> _Direction_: In your copy, leave out the pictures and repeat the entries below exactly.

Data extracted from a collection
>>>>>

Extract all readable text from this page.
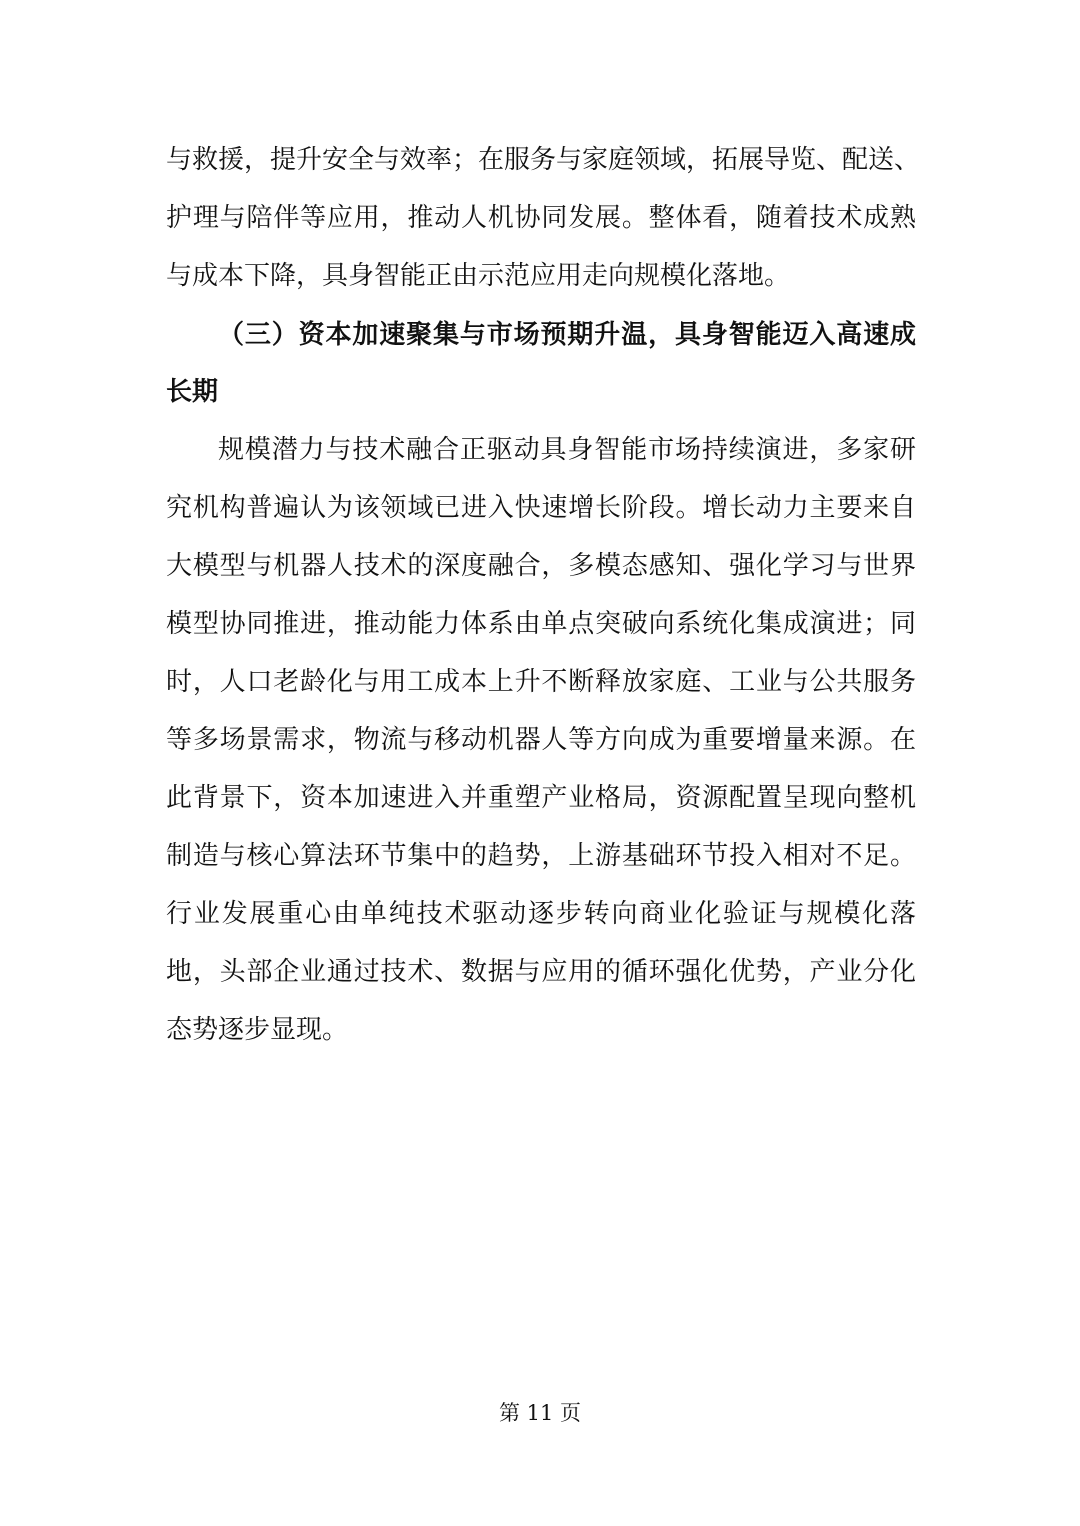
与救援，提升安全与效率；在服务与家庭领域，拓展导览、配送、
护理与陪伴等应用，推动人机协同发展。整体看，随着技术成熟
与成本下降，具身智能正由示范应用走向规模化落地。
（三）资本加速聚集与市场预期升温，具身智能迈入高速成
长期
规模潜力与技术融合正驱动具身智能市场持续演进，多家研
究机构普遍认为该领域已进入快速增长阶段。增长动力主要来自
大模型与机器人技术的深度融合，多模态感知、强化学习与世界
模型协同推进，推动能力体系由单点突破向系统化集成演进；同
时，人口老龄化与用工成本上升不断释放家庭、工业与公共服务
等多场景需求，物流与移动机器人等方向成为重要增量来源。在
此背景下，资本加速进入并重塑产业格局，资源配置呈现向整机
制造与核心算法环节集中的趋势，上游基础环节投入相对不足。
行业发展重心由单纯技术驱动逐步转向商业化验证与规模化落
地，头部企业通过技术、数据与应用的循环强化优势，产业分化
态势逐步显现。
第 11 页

<<<<<

> _Worked solution_:
Extract all readable text from this page.
与救援，提升安全与效率；在服务与家庭领域，拓展导览、配送、
护理与陪伴等应用，推动人机协同发展。整体看，随着技术成熟
与成本下降，具身智能正由示范应用走向规模化落地。
（三）资本加速聚集与市场预期升温，具身智能迈入高速成
长期
规模潜力与技术融合正驱动具身智能市场持续演进，多家研
究机构普遍认为该领域已进入快速增长阶段。增长动力主要来自
大模型与机器人技术的深度融合，多模态感知、强化学习与世界
模型协同推进，推动能力体系由单点突破向系统化集成演进；同
时，人口老龄化与用工成本上升不断释放家庭、工业与公共服务
等多场景需求，物流与移动机器人等方向成为重要增量来源。在
此背景下，资本加速进入并重塑产业格局，资源配置呈现向整机
制造与核心算法环节集中的趋势，上游基础环节投入相对不足。
行业发展重心由单纯技术驱动逐步转向商业化验证与规模化落
地，头部企业通过技术、数据与应用的循环强化优势，产业分化
态势逐步显现。
第 11 页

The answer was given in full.